── Records provided ──

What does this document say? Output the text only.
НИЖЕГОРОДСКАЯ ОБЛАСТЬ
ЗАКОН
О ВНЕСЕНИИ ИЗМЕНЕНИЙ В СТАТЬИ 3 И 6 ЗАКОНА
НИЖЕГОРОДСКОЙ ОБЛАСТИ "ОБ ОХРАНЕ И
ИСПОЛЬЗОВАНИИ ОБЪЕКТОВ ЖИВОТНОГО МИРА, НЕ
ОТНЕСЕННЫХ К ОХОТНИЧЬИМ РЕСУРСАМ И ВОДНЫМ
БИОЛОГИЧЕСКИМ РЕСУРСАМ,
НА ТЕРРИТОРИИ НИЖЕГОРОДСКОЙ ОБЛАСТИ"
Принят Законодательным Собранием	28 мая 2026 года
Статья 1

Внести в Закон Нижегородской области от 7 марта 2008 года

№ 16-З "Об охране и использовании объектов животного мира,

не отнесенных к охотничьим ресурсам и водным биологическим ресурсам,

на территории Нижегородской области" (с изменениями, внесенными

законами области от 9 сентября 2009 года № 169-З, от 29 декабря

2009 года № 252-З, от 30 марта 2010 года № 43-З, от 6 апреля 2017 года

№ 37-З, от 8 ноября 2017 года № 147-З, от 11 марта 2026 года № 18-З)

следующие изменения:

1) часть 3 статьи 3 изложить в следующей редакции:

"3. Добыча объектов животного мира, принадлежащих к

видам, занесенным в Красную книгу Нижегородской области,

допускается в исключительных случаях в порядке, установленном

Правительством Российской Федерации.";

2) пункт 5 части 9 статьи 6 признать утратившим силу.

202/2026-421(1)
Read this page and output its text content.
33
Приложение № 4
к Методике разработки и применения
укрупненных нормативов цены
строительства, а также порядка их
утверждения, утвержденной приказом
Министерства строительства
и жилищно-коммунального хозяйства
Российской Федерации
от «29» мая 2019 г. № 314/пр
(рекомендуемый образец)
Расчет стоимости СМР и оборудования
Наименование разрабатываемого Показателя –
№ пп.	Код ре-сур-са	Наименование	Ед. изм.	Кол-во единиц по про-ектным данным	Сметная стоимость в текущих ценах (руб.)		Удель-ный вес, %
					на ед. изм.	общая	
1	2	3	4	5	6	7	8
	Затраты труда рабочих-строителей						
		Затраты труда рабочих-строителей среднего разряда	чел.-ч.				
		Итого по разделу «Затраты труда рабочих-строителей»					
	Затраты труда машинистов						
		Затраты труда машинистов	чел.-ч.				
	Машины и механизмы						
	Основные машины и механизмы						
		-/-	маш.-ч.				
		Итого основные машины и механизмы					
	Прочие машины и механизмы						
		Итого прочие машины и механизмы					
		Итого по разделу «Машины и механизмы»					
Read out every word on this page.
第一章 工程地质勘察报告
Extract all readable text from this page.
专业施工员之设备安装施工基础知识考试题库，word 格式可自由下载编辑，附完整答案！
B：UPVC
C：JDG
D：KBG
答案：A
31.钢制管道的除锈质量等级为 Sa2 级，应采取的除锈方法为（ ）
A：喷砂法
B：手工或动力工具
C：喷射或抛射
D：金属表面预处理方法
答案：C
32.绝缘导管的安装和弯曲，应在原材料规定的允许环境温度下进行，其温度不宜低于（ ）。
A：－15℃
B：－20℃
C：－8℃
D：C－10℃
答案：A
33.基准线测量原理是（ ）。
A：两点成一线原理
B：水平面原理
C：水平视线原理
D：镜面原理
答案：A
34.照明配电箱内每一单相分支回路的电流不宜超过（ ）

───

Go through the entries above and copy every line containing "машинистов".

Output for this exercise —
	Затраты труда машинистов						
		Затраты труда машинистов	чел.-ч.				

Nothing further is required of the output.